# Exercise goal:
Review the material line by line. Identify and copy every line that contains the string "Social".

# Raw data:
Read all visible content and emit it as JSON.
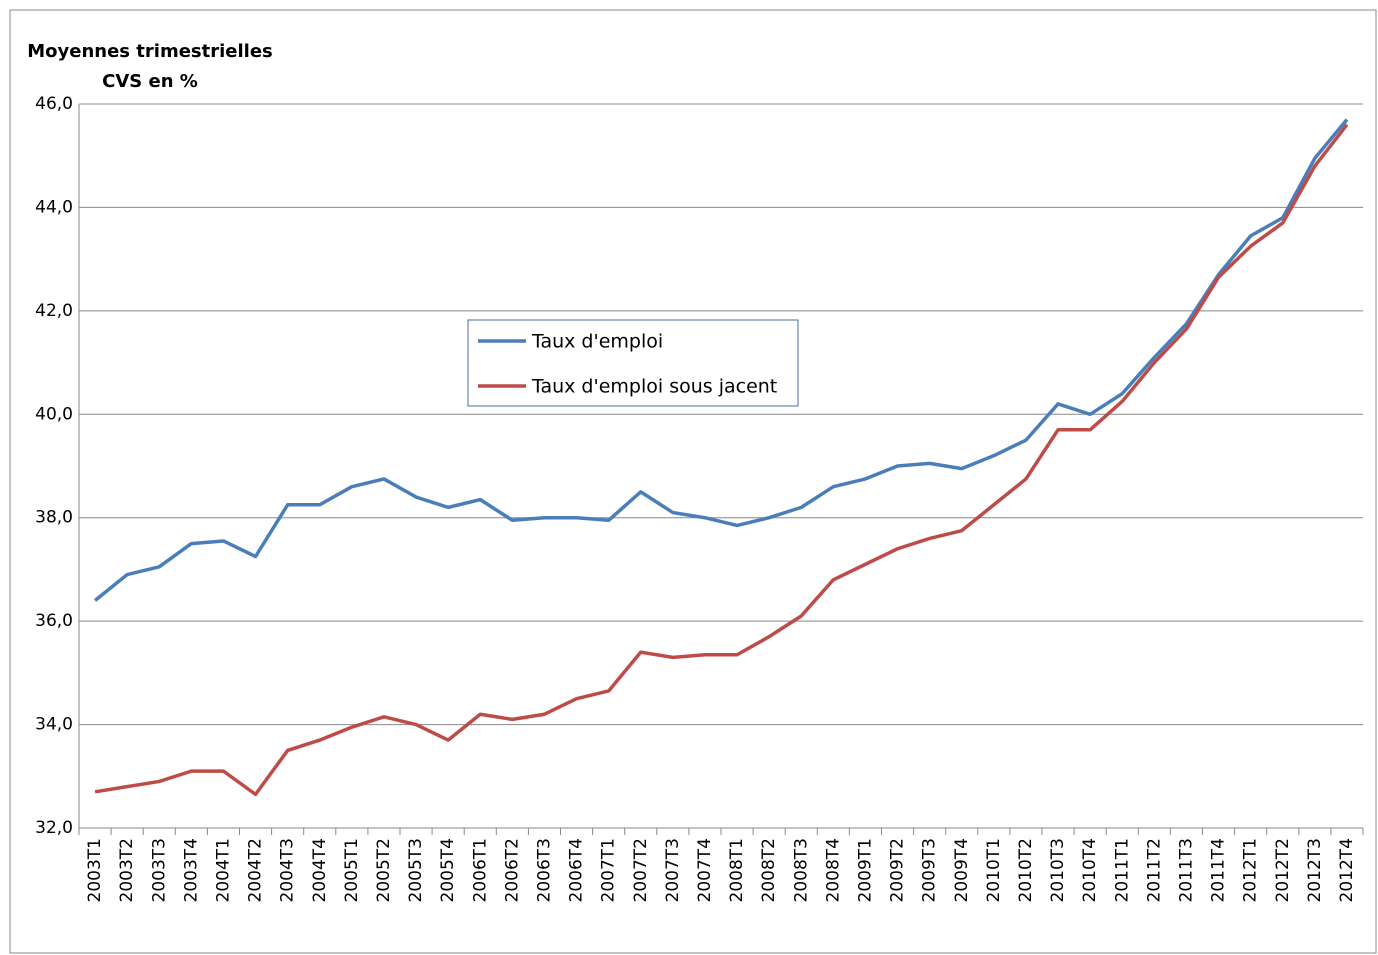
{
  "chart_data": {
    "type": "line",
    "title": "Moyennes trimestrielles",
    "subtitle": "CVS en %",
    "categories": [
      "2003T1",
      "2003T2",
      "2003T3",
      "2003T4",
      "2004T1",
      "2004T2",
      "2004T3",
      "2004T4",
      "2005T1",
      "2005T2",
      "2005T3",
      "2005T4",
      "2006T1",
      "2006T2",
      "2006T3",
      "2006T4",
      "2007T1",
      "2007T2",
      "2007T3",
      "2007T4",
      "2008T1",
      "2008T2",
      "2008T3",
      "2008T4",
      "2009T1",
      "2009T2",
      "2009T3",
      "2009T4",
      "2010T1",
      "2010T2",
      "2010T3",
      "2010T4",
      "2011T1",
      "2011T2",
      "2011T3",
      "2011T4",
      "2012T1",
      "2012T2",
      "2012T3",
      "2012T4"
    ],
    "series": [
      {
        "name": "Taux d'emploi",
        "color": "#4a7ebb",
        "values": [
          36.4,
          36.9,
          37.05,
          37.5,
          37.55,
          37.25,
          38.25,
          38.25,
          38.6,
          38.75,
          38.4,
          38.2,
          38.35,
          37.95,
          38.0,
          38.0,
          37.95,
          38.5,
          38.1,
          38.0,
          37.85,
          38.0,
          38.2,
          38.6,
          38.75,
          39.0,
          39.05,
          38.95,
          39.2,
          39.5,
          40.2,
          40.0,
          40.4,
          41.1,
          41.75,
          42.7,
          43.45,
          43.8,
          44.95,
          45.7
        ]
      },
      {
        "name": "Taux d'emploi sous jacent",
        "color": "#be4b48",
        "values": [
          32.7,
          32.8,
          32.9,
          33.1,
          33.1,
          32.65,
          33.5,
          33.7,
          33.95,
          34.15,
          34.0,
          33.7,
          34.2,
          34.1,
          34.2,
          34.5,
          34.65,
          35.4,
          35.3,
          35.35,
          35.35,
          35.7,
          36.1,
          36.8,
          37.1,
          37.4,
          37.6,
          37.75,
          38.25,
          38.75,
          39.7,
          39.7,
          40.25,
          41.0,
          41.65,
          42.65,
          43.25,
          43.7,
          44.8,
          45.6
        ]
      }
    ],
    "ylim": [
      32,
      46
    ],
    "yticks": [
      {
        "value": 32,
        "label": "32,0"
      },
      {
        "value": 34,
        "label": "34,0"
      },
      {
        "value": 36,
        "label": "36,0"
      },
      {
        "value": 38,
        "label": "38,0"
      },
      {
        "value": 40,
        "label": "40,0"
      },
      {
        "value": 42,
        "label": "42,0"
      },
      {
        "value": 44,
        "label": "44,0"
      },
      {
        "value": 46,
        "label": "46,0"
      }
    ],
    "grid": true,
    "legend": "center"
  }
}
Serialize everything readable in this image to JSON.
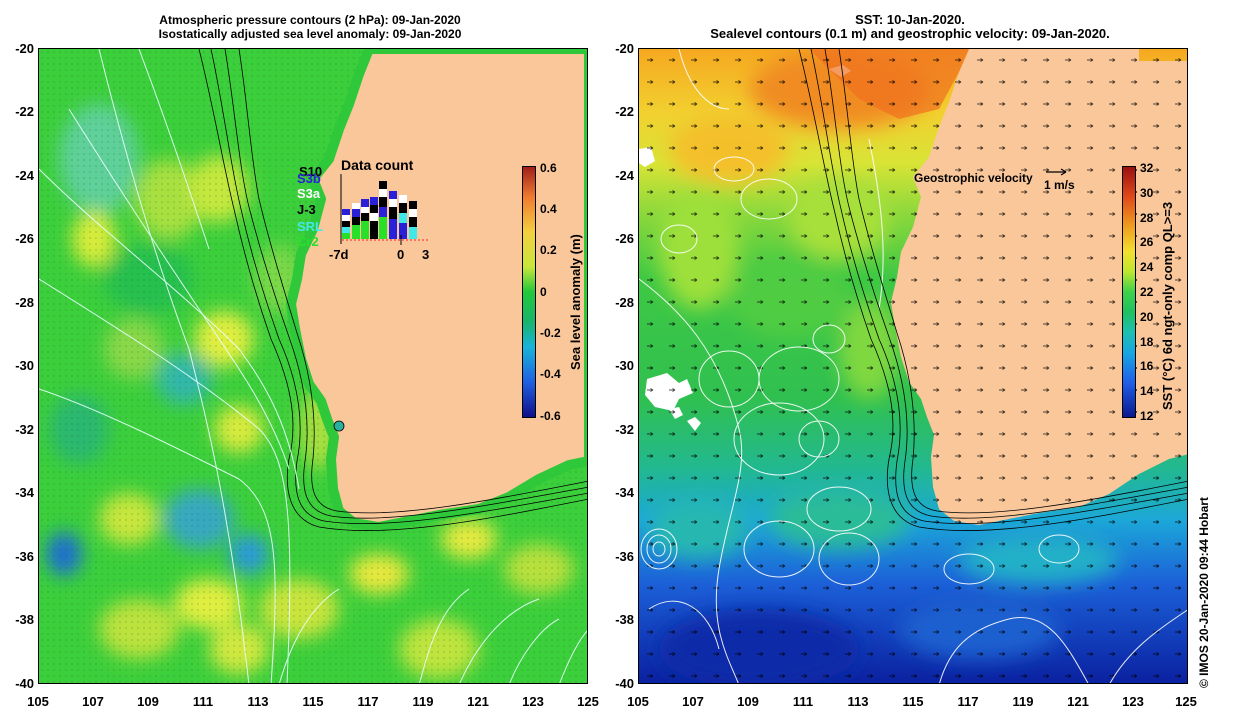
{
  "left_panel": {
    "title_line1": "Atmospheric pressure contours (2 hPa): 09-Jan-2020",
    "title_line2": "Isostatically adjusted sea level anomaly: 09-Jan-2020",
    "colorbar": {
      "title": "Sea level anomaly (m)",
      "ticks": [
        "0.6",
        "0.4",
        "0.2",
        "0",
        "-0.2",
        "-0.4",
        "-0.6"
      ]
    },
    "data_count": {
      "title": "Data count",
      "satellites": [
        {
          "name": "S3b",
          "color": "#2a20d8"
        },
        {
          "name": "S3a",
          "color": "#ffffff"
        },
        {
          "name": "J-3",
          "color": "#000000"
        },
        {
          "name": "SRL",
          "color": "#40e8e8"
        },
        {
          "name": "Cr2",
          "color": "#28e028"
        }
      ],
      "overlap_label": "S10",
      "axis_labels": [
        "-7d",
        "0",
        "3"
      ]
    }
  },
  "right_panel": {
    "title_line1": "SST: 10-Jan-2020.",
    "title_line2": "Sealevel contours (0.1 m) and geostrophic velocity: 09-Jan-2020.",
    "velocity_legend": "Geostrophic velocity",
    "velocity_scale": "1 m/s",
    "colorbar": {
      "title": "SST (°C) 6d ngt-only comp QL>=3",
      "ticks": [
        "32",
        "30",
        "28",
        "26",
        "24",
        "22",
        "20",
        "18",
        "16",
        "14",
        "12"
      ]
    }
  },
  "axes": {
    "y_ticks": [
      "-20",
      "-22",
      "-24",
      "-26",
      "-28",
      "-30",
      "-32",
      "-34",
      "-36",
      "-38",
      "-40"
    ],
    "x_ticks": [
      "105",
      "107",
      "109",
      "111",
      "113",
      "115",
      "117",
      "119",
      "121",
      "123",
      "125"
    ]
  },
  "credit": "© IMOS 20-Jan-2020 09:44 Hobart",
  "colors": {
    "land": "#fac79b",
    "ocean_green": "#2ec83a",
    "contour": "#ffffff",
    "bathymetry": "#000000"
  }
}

---

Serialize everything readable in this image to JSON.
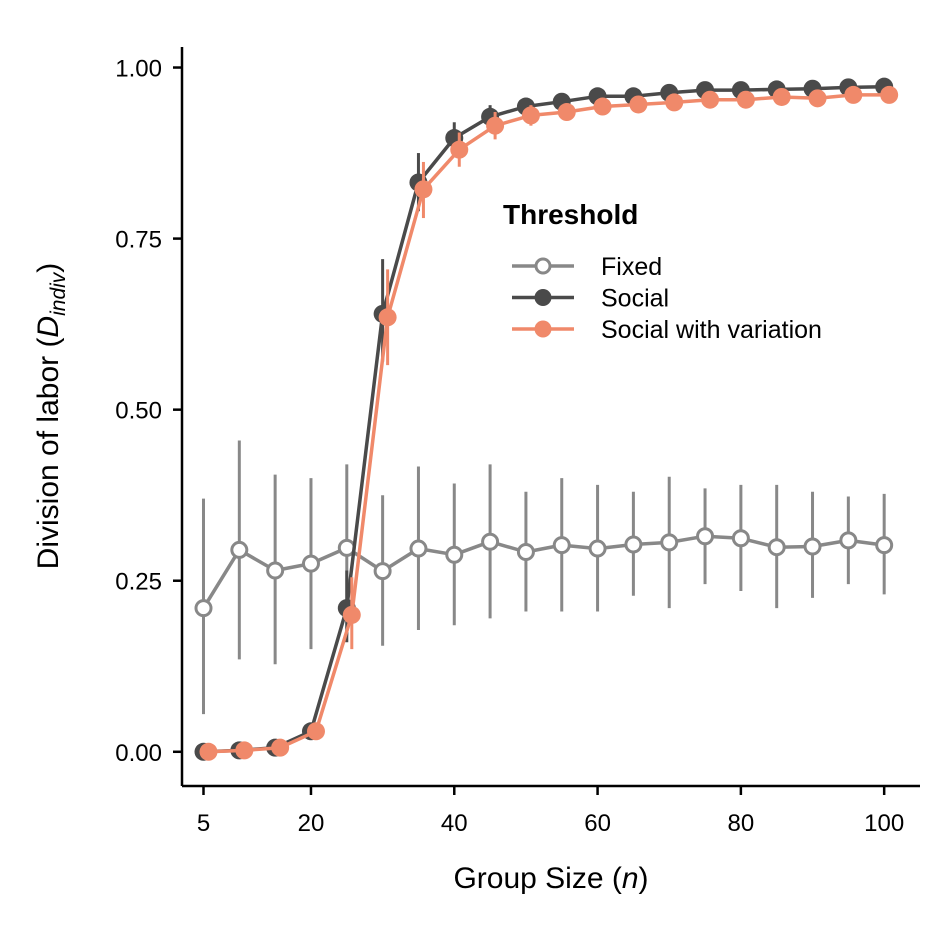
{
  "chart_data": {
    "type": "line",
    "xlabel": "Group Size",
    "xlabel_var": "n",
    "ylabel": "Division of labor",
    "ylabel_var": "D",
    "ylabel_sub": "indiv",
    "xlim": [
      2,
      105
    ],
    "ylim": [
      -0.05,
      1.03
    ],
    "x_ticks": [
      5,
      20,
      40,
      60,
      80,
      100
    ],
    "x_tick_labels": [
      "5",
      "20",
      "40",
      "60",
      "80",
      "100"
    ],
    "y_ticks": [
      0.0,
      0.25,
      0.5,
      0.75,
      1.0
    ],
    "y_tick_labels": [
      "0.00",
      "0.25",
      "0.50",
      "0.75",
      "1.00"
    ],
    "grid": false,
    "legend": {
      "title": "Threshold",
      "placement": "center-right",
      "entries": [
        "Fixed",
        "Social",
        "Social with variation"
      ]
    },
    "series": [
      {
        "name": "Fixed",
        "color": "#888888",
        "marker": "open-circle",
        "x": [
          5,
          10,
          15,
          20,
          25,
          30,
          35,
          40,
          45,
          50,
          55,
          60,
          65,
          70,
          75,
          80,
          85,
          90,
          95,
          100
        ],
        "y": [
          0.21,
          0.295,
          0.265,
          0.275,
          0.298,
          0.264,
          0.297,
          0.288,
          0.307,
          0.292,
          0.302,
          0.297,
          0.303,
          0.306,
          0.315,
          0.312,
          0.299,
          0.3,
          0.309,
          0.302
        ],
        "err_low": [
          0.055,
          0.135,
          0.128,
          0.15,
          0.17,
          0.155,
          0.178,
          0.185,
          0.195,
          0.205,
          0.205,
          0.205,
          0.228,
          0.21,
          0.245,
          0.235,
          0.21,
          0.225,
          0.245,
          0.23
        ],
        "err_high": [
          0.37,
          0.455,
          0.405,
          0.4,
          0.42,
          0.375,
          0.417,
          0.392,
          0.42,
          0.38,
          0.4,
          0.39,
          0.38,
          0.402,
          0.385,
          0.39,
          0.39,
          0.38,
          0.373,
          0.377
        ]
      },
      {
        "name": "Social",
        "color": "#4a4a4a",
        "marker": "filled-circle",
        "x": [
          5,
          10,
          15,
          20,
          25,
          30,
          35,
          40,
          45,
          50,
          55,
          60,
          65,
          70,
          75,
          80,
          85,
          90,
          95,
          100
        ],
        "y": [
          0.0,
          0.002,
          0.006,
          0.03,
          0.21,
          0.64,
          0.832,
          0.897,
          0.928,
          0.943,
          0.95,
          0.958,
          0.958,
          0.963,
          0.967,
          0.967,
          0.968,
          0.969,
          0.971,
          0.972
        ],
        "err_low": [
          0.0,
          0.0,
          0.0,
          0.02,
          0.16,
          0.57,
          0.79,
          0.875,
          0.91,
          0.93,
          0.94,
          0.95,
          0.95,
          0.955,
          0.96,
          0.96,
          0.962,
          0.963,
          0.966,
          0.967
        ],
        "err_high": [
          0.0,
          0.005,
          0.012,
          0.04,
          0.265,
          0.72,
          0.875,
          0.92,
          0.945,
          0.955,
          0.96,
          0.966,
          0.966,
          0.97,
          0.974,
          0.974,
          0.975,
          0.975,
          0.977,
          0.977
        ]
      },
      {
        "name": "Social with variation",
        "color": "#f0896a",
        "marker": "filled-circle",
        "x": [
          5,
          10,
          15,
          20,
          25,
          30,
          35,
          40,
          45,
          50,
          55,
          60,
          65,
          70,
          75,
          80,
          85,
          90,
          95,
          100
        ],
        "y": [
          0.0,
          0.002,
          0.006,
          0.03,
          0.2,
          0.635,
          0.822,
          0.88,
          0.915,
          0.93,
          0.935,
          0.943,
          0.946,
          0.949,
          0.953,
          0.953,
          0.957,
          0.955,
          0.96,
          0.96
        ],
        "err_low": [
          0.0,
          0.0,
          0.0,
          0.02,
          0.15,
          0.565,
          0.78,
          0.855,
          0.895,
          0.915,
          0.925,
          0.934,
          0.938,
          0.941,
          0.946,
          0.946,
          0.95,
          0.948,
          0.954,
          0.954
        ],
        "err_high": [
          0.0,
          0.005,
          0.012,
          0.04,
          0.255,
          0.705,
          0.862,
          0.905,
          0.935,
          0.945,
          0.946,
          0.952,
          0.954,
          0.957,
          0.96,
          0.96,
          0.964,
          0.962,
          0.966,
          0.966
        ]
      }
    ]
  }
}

# Response below:
        "Social",
        "Social with variation"
        "name": "Social",
        "name": "Social with variation",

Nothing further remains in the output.